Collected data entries
----
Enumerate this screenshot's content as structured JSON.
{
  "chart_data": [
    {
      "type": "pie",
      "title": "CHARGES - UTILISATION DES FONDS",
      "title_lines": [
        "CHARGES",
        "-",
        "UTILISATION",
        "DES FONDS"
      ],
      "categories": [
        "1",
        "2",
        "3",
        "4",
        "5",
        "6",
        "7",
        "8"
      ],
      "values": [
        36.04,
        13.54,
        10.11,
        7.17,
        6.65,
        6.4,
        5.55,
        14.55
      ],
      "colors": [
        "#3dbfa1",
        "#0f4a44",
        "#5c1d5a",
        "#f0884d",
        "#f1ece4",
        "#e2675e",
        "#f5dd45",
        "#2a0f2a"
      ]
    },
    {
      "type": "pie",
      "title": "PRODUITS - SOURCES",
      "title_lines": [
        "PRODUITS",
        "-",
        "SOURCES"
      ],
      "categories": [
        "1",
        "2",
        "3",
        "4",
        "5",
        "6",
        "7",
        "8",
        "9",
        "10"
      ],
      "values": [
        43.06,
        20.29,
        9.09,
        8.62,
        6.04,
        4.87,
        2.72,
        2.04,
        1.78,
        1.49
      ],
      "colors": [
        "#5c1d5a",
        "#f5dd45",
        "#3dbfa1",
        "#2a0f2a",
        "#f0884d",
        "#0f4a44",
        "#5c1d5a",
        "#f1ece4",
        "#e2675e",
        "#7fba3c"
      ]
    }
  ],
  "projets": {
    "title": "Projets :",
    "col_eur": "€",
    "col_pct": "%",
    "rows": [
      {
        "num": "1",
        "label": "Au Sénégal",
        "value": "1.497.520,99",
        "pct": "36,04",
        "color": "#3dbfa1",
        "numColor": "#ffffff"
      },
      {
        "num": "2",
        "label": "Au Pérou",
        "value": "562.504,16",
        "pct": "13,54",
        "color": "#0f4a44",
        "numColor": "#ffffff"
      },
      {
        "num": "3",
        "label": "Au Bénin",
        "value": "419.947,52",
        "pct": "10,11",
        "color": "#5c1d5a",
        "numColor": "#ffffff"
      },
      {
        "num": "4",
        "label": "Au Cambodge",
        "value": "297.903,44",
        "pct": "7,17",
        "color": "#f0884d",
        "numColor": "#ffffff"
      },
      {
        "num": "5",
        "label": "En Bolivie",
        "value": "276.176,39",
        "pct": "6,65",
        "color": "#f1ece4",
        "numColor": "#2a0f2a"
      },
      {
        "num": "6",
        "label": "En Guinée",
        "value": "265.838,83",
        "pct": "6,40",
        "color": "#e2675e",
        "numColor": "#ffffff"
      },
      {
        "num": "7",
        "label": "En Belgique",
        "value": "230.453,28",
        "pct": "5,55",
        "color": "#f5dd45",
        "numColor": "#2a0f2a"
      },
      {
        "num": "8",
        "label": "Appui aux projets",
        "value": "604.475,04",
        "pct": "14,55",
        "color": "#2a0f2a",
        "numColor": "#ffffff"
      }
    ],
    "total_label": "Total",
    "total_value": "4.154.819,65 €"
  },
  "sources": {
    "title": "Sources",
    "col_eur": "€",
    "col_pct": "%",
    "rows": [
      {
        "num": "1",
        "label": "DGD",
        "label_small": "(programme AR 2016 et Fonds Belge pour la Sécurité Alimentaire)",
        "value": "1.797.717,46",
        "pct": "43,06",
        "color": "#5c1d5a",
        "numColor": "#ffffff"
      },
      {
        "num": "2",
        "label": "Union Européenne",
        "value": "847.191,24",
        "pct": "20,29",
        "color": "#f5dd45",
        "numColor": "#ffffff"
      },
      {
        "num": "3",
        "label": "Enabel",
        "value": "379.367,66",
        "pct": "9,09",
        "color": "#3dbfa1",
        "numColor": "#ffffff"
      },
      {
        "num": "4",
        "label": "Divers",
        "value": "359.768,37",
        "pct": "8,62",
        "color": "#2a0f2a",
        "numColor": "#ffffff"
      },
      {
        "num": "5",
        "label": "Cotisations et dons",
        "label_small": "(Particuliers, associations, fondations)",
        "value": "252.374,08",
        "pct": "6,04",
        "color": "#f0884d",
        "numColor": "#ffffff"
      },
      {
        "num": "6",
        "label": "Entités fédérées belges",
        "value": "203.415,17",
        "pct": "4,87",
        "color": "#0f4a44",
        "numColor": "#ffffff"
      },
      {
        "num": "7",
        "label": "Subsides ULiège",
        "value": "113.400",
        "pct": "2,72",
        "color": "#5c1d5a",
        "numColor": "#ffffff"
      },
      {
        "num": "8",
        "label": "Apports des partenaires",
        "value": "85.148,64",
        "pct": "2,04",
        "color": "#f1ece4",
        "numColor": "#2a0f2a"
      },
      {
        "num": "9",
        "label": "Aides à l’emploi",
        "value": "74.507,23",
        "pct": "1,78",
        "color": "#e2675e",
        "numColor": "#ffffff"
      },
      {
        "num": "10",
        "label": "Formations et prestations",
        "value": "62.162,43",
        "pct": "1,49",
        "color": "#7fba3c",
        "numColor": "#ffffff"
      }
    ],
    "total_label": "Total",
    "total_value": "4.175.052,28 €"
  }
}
----
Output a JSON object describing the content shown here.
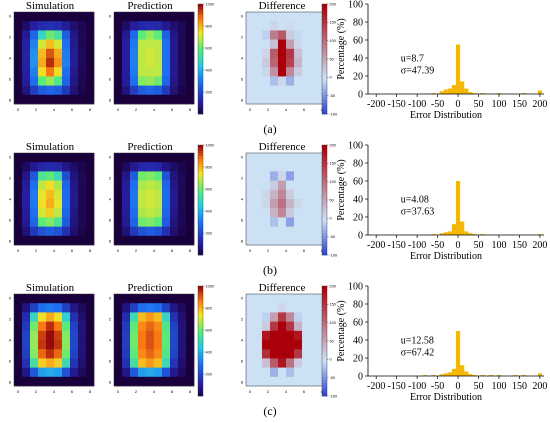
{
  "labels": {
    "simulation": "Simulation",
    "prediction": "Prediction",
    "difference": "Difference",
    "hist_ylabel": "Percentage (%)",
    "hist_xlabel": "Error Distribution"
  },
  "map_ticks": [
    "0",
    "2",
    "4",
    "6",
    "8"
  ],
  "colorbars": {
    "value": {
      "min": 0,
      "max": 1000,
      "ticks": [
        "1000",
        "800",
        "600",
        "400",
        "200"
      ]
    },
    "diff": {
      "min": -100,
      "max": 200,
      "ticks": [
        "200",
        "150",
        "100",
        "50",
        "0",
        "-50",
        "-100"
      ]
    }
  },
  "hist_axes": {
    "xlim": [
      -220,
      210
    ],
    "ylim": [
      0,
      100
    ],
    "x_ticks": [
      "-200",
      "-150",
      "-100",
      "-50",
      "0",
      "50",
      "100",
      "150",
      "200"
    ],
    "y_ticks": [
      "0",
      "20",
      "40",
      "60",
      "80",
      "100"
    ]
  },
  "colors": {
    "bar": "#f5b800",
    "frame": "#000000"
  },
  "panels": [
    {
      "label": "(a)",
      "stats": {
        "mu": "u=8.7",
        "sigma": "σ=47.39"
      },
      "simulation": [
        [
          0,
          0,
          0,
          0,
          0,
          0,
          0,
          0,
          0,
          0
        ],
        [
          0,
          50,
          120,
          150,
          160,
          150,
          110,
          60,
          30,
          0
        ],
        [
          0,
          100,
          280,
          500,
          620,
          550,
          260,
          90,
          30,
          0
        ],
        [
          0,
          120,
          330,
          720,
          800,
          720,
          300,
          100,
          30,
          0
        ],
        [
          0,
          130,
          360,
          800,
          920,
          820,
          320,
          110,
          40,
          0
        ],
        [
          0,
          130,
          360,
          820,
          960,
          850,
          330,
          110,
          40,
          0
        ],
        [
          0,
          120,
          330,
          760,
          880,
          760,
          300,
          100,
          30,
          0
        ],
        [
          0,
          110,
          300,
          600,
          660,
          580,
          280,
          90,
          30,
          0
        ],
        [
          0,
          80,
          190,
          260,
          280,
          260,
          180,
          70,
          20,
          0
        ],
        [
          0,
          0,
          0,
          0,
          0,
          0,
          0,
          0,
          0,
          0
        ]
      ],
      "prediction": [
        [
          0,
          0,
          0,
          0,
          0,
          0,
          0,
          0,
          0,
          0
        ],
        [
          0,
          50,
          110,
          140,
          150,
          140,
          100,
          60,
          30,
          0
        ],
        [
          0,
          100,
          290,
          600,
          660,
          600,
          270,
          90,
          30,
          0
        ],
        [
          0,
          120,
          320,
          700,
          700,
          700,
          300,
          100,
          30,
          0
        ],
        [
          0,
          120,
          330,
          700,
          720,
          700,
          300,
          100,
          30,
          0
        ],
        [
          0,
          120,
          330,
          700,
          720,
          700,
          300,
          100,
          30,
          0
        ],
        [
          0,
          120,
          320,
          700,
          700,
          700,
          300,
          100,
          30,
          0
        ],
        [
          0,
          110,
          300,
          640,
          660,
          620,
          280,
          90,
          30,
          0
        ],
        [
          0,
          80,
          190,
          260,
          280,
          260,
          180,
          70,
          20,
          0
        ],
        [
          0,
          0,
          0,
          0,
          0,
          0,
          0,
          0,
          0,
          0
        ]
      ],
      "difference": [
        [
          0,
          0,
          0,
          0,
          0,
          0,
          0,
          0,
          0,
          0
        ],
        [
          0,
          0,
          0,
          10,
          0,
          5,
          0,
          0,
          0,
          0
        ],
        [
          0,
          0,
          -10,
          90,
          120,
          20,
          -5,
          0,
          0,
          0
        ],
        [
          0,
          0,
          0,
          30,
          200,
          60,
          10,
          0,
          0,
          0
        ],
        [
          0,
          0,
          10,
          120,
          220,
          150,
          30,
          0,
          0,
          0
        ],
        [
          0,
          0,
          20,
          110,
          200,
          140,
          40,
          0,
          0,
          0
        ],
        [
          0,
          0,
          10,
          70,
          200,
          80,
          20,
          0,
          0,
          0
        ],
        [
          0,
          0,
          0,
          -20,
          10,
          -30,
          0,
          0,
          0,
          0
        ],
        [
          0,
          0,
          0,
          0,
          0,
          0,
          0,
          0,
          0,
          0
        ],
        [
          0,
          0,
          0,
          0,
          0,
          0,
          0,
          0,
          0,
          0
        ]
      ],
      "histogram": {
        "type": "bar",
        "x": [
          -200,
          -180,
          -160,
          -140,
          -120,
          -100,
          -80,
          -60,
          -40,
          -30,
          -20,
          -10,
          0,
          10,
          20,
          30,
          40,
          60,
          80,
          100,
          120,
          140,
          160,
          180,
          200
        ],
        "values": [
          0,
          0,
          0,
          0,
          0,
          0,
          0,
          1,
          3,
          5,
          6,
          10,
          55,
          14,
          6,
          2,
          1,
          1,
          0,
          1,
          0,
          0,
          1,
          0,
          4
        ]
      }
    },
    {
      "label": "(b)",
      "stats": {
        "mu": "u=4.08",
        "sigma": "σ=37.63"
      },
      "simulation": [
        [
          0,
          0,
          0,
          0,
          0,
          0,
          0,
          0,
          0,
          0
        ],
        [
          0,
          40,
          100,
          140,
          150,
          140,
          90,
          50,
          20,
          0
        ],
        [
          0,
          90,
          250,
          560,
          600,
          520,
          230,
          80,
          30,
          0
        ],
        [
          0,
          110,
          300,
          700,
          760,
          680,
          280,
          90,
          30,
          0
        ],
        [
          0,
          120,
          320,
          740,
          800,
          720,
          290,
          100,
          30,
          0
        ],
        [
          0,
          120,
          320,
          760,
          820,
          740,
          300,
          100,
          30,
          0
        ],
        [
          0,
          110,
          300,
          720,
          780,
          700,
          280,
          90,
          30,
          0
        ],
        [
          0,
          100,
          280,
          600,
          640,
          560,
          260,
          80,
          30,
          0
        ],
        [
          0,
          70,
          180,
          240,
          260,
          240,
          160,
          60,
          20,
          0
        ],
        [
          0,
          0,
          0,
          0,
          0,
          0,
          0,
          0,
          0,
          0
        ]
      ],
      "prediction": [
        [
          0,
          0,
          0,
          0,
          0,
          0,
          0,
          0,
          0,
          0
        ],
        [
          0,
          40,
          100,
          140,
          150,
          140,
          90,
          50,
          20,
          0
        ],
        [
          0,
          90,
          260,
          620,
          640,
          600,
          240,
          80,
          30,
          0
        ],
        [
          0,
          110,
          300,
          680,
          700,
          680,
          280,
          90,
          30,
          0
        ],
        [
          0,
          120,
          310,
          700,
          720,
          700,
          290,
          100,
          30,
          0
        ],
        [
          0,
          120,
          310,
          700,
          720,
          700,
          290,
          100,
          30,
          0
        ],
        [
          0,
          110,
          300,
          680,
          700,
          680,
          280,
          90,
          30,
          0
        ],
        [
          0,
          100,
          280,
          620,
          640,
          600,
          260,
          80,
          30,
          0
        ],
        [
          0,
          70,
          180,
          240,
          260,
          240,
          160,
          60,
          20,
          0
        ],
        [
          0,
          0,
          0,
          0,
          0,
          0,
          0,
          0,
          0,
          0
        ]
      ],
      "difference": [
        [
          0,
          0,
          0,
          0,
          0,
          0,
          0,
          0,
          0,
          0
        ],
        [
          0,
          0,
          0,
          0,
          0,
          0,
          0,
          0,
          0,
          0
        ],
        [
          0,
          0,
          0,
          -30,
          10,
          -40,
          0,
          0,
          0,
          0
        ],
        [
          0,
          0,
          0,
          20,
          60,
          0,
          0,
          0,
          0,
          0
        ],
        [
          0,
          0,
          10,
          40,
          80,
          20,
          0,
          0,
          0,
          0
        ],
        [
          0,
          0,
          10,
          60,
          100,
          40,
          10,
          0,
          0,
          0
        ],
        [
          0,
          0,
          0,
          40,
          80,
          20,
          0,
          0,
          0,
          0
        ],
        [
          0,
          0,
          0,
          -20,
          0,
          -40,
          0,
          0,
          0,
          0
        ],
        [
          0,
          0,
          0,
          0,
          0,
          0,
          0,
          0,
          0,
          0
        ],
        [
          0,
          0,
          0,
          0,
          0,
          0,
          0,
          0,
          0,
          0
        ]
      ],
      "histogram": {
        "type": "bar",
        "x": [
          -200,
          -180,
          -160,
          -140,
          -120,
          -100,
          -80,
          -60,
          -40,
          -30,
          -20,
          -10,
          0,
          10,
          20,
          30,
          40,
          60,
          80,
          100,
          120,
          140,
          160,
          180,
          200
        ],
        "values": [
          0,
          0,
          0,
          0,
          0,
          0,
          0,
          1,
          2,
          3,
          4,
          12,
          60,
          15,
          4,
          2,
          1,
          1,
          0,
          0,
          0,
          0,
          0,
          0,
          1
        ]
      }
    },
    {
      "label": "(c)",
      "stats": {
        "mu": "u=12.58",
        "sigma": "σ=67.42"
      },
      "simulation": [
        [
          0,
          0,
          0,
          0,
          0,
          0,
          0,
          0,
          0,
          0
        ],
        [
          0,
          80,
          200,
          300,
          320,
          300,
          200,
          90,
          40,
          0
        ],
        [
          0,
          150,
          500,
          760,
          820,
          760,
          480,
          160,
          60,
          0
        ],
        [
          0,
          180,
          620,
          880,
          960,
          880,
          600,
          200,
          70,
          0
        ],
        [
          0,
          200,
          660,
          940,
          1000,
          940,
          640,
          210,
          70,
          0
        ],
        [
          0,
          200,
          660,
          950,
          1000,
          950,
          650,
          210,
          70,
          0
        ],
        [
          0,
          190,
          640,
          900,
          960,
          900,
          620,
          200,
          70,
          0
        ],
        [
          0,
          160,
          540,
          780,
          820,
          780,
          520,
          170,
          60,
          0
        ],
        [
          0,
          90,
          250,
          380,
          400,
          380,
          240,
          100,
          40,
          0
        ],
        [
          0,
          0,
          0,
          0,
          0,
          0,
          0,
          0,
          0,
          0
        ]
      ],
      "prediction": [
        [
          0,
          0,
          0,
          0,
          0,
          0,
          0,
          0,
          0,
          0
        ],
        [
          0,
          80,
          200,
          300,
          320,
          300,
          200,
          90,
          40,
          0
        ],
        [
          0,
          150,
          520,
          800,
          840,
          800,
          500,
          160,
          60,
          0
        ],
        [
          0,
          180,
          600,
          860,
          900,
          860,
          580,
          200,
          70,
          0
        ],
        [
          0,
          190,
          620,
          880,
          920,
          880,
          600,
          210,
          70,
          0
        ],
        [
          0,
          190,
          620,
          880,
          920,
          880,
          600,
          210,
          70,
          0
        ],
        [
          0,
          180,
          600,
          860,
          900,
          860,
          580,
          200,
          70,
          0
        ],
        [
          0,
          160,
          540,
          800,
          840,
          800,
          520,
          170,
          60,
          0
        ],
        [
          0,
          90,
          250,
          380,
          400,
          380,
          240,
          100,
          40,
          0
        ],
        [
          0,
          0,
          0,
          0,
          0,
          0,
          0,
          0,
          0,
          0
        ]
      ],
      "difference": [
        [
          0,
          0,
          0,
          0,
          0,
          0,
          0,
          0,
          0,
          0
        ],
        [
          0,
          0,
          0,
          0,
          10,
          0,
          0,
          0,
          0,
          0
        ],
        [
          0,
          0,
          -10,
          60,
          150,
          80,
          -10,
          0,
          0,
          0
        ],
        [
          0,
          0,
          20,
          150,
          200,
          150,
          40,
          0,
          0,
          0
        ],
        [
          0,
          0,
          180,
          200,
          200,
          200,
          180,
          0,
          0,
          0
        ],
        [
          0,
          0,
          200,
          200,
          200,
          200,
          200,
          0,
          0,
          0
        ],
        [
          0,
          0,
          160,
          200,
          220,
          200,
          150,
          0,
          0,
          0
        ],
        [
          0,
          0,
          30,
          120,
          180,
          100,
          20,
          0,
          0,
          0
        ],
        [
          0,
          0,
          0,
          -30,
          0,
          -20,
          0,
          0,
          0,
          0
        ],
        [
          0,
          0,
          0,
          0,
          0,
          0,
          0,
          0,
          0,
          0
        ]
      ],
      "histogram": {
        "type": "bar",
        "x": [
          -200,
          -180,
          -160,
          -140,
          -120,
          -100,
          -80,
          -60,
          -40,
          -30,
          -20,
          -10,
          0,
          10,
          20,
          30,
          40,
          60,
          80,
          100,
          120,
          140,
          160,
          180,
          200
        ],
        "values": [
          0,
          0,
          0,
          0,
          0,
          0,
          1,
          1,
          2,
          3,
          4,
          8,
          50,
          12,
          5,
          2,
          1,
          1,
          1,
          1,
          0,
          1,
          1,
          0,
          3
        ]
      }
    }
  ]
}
----
INSTRUCTION –
Collect each line above holding the string "JSON".

SOLUTION BELOW –
Enumerate this screenshot's content as structured JSON.
Output a JSON object describing the content shown here.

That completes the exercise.